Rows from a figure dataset

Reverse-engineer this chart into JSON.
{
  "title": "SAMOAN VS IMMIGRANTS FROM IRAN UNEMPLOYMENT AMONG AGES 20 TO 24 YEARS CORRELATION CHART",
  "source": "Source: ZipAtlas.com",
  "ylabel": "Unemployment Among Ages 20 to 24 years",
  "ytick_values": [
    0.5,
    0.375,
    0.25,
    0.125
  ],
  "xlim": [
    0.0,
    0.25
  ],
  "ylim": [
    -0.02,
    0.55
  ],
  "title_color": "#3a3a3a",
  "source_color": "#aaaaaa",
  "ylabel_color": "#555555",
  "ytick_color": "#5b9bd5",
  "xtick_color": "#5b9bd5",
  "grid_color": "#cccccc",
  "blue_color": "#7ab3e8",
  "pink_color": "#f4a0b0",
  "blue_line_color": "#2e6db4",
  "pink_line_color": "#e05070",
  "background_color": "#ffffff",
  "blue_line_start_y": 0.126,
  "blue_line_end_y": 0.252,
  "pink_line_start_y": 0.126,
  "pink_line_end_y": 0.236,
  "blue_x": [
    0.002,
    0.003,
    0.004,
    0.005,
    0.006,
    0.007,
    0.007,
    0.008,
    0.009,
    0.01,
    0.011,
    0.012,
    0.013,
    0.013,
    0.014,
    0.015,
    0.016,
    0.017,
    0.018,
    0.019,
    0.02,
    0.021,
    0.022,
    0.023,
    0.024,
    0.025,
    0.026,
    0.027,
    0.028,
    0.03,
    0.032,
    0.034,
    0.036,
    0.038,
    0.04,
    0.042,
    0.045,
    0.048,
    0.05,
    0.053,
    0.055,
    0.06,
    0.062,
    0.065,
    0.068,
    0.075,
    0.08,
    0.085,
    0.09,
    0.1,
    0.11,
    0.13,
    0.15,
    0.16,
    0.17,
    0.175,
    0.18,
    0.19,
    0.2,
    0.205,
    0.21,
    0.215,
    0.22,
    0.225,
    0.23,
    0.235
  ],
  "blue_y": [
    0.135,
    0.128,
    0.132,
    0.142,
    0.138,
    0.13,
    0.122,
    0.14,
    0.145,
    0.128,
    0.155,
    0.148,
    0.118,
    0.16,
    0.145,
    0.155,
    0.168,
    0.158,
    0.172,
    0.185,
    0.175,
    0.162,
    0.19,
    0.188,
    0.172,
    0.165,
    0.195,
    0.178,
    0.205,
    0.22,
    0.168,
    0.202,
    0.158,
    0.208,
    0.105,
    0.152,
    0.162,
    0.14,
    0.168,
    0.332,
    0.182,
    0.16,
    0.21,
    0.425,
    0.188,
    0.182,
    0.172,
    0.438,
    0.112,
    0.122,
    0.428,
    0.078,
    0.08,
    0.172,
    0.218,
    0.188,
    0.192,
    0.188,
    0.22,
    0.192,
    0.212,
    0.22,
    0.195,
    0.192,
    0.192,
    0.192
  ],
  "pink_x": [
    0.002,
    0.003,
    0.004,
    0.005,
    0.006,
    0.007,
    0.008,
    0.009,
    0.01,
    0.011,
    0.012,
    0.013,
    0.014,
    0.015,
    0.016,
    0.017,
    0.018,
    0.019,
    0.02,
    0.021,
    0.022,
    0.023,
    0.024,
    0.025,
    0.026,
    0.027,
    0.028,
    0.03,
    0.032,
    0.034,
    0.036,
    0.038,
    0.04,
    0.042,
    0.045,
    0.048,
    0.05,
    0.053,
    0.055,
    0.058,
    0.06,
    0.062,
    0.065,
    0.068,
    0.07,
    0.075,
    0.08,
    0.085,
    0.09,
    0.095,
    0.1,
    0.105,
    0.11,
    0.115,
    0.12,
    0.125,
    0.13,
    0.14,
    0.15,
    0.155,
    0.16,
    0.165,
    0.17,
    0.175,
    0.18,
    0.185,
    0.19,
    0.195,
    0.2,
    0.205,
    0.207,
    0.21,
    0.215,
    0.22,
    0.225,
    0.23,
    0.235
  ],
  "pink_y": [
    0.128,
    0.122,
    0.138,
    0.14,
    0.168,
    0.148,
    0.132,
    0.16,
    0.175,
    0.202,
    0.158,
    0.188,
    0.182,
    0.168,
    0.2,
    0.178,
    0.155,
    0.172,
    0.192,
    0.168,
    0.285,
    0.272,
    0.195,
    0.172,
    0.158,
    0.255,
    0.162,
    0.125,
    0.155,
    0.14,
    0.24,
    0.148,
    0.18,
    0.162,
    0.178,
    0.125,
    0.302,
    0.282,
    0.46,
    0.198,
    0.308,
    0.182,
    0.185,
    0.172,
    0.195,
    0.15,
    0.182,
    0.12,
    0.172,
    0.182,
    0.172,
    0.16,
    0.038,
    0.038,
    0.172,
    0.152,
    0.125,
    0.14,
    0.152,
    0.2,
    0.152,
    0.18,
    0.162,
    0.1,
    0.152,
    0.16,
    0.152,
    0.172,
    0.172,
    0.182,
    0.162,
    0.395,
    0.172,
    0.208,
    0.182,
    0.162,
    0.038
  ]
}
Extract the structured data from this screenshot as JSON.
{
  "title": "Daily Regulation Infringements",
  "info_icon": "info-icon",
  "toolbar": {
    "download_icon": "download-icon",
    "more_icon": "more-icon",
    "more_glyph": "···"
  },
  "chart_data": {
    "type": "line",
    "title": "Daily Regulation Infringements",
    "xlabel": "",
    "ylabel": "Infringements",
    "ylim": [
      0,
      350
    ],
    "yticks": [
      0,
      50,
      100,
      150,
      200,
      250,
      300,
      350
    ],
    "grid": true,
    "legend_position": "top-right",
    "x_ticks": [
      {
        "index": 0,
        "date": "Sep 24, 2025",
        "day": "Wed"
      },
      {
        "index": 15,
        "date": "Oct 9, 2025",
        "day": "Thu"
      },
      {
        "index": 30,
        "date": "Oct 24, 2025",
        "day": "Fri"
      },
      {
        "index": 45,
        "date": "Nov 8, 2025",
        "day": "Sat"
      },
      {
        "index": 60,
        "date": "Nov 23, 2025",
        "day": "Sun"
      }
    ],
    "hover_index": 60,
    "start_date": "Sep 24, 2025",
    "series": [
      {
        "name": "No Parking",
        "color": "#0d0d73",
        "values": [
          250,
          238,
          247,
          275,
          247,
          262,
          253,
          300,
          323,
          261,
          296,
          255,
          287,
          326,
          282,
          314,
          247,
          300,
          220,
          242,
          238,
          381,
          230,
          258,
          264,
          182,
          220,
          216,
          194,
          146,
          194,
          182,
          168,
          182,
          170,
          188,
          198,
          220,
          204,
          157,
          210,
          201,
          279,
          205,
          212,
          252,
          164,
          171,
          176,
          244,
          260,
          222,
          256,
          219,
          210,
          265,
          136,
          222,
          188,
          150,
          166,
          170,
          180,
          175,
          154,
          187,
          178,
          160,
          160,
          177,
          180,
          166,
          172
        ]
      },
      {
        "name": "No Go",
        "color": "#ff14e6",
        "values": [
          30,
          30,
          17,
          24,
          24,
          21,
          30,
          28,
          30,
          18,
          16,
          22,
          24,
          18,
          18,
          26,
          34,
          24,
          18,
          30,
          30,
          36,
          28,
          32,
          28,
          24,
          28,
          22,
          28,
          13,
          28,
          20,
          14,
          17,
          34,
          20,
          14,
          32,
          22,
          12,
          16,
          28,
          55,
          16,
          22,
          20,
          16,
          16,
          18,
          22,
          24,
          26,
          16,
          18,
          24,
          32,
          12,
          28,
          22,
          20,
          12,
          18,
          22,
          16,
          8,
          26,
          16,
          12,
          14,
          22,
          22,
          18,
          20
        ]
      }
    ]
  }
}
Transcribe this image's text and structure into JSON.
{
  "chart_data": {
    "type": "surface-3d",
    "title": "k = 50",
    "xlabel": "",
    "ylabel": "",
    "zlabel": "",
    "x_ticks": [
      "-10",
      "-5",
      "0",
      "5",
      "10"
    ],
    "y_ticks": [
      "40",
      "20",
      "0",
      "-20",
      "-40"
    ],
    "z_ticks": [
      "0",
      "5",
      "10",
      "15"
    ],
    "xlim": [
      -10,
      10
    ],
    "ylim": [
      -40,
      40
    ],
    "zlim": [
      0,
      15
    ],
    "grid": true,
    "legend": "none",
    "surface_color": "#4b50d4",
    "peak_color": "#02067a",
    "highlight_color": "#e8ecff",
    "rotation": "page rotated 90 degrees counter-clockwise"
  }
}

▶ [GOAL]: Which lines contain "JSON"? Show each of them.

▶ [CORRECT RESPONSE]:
Reverse-engineer this chart into JSON.
Extract the structured data from this screenshot as JSON.
Transcribe this image's text and structure into JSON.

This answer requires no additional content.